▶ [Task goal]:
Note how many lines hold "جماعة" and report that number by itself.

▶ [Recorded information]:
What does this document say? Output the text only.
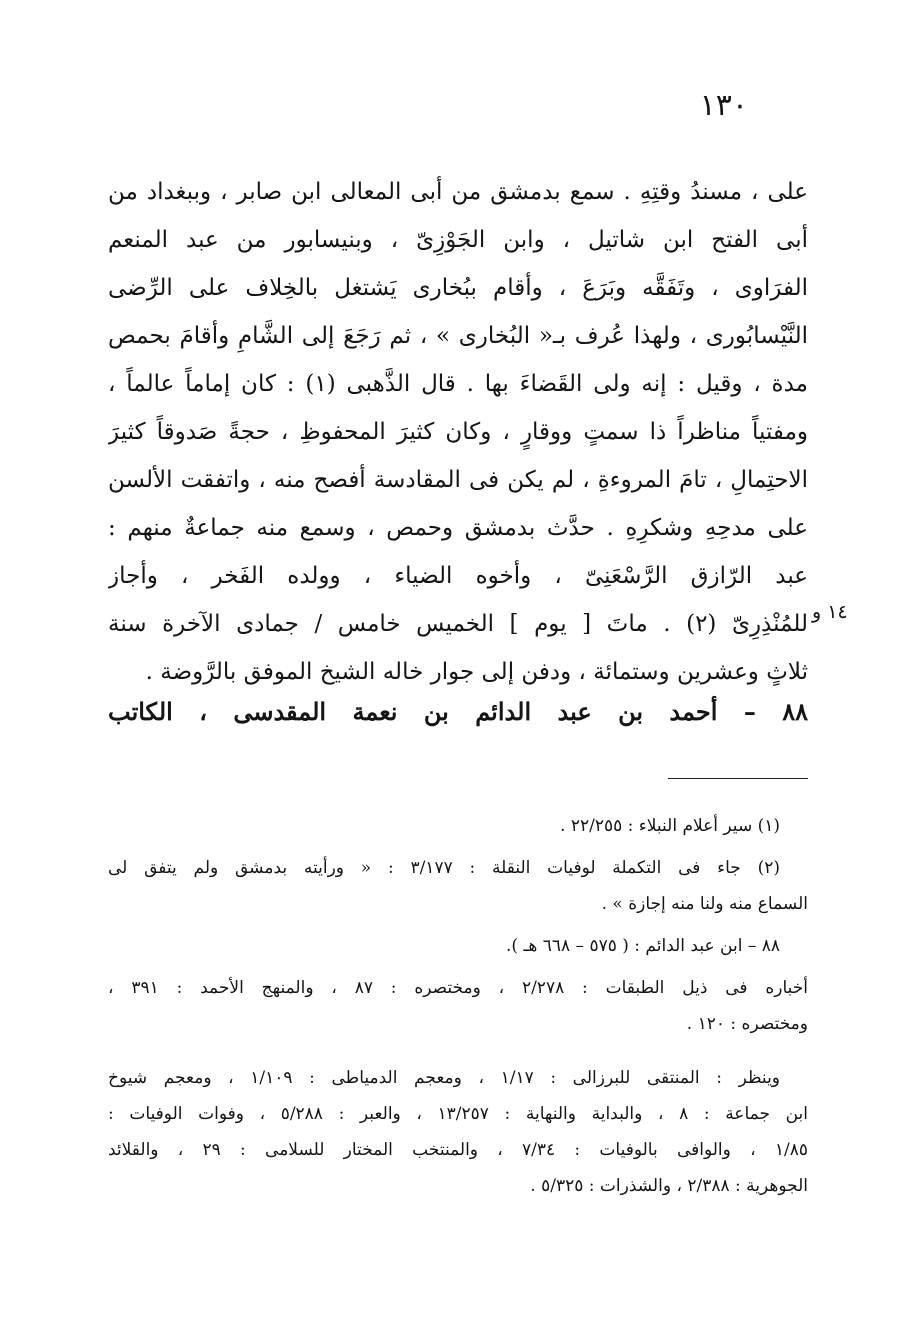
١٣٠
على ، مسندُ وقتِهِ . سمع بدمشق من أبى المعالى ابن صابر ، وببغداد من
أبى الفتح ابن شاتيل ، وابن الجَوْزِىّ ، وبنيسابور من عبد المنعم
الفرَاوى ، وتَفَقَّه وبَرَعَ ، وأقام ببُخارى يَشتغل بالخِلاف على الرِّضى
النَّيْسابُورى ، ولهذا عُرف بـ« البُخارى » ، ثم رَجَعَ إلى الشَّامِ وأقامَ بحمص
مدة ، وقيل : إنه ولى القَضاءَ بها . قال الذَّهبى (١) : كان إماماً عالماً ،
ومفتياً مناظراً ذا سمتٍ ووقارٍ ، وكان كثيرَ المحفوظِ ، حجةً صَدوقاً كثيرَ
الاحتِمالِ ، تامَ المروءةِ ، لم يكن فى المقادسة أفصح منه ، واتفقت الألسن
على مدحِهِ وشكرِهِ . حدَّث بدمشق وحمص ، وسمع منه جماعةٌ منهم :
عبد الرّازق الرَّسْعَنِىّ ، وأخوه الضياء ، وولده الفَخر ، وأجاز
للمُنْذِرِىّ (٢) . ماتَ [ يوم ] الخميس خامس / جمادى الآخرة سنة
ثلاثٍ وعشرين وستمائة ، ودفن إلى جوار خاله الشيخ الموفق بالرَّوضة .
١٤ و
٨٨ – أحمد بن عبد الدائم بن نعمة المقدسى ، الكاتب
(١) سير أعلام النبلاء : ٢٢/٢٥٥ .
(٢) جاء فى التكملة لوفيات النقلة : ٣/١٧٧ : « ورأيته بدمشق ولم يتفق لى
السماع منه ولنا منه إجازة » .
٨٨ – ابن عبد الدائم : ( ٥٧٥ – ٦٦٨ هـ ).
أخباره فى ذيل الطبقات : ٢/٢٧٨ ، ومختصره : ٨٧ ، والمنهج الأحمد : ٣٩١ ،
ومختصره : ١٢٠ .
وينظر : المنتقى للبرزالى : ١/١٧ ، ومعجم الدمياطى : ١/١٠٩ ، ومعجم شيوخ
ابن جماعة : ٨ ، والبداية والنهاية : ١٣/٢٥٧ ، والعبر : ٥/٢٨٨ ، وفوات الوفيات :
١/٨٥ ، والوافى بالوفيات : ٧/٣٤ ، والمنتخب المختار للسلامى : ٢٩ ، والقلائد
الجوهرية : ٢/٣٨٨ ، والشذرات : ٥/٣٢٥ .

▶ [Answer to this task]:
2